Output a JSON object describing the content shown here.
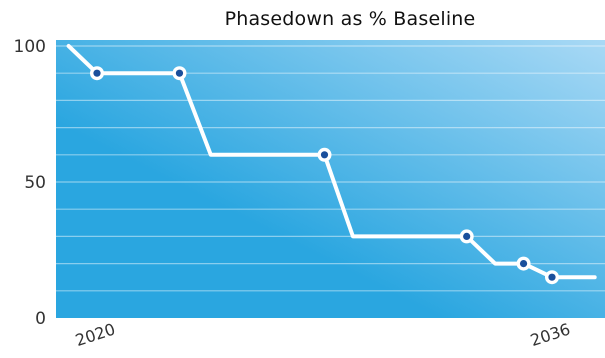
{
  "chart_data": {
    "type": "line",
    "title": "Phasedown as % Baseline",
    "xlabel": "",
    "ylabel": "",
    "xlim": [
      2019,
      2037.5
    ],
    "ylim": [
      0,
      102
    ],
    "y_ticks": [
      0,
      50,
      100
    ],
    "x_ticks": [
      2020,
      2036
    ],
    "grid": "horizontal",
    "colors": {
      "background_left": "#2aa6e0",
      "background_right": "#a9d9f5",
      "line": "#ffffff",
      "marker": "#1a4f9c"
    },
    "series": [
      {
        "points": [
          {
            "x": 2019.0,
            "y": 100,
            "marker": false
          },
          {
            "x": 2020.0,
            "y": 90,
            "marker": true
          },
          {
            "x": 2022.9,
            "y": 90,
            "marker": true
          },
          {
            "x": 2024.0,
            "y": 60,
            "marker": false
          },
          {
            "x": 2028.0,
            "y": 60,
            "marker": true
          },
          {
            "x": 2029.0,
            "y": 30,
            "marker": false
          },
          {
            "x": 2033.0,
            "y": 30,
            "marker": true
          },
          {
            "x": 2034.0,
            "y": 20,
            "marker": false
          },
          {
            "x": 2035.0,
            "y": 20,
            "marker": true
          },
          {
            "x": 2036.0,
            "y": 15,
            "marker": true
          },
          {
            "x": 2037.5,
            "y": 15,
            "marker": false
          }
        ]
      }
    ]
  }
}
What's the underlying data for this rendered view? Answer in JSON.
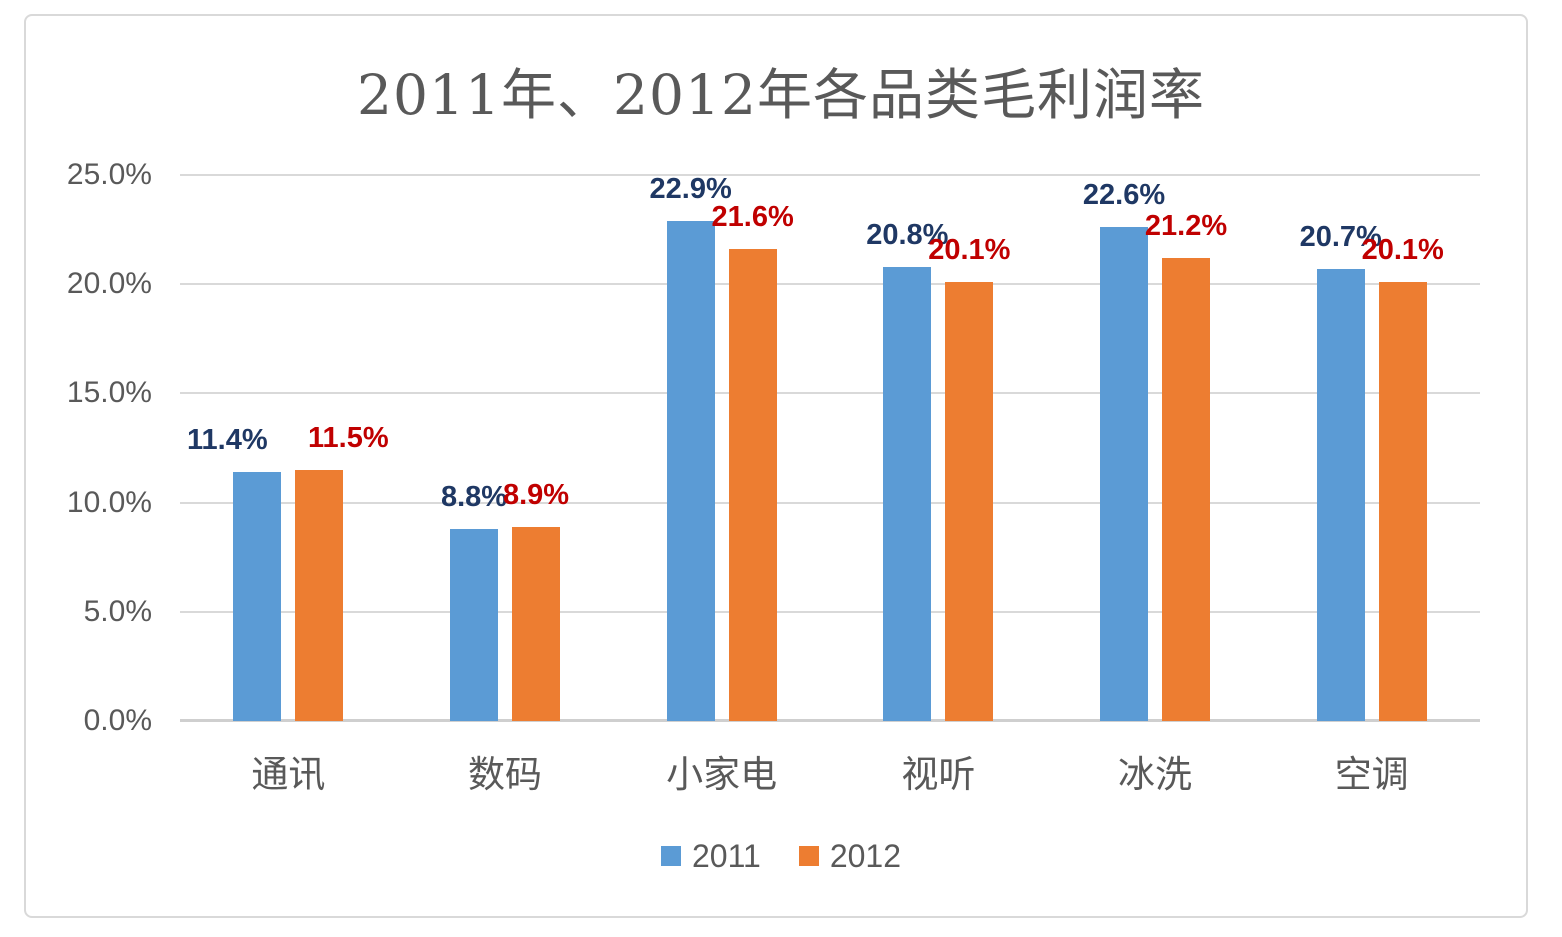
• • •
Extract all the entries word for word; omit any pictures.

* _THE ANSWER_:
Output a JSON object describing the content shown here.
{
  "chart_data": {
    "type": "line",
    "title": "Phasedown as % Baseline",
    "xlabel": "",
    "ylabel": "",
    "xlim": [
      2019,
      2037.5
    ],
    "ylim": [
      0,
      102
    ],
    "y_ticks": [
      0,
      50,
      100
    ],
    "x_ticks": [
      2020,
      2036
    ],
    "grid": "horizontal",
    "colors": {
      "background_left": "#2aa6e0",
      "background_right": "#a9d9f5",
      "line": "#ffffff",
      "marker": "#1a4f9c"
    },
    "series": [
      {
        "points": [
          {
            "x": 2019.0,
            "y": 100,
            "marker": false
          },
          {
            "x": 2020.0,
            "y": 90,
            "marker": true
          },
          {
            "x": 2022.9,
            "y": 90,
            "marker": true
          },
          {
            "x": 2024.0,
            "y": 60,
            "marker": false
          },
          {
            "x": 2028.0,
            "y": 60,
            "marker": true
          },
          {
            "x": 2029.0,
            "y": 30,
            "marker": false
          },
          {
            "x": 2033.0,
            "y": 30,
            "marker": true
          },
          {
            "x": 2034.0,
            "y": 20,
            "marker": false
          },
          {
            "x": 2035.0,
            "y": 20,
            "marker": true
          },
          {
            "x": 2036.0,
            "y": 15,
            "marker": true
          },
          {
            "x": 2037.5,
            "y": 15,
            "marker": false
          }
        ]
      }
    ]
  }
}
What's the underlying data for this rendered view? Answer in JSON.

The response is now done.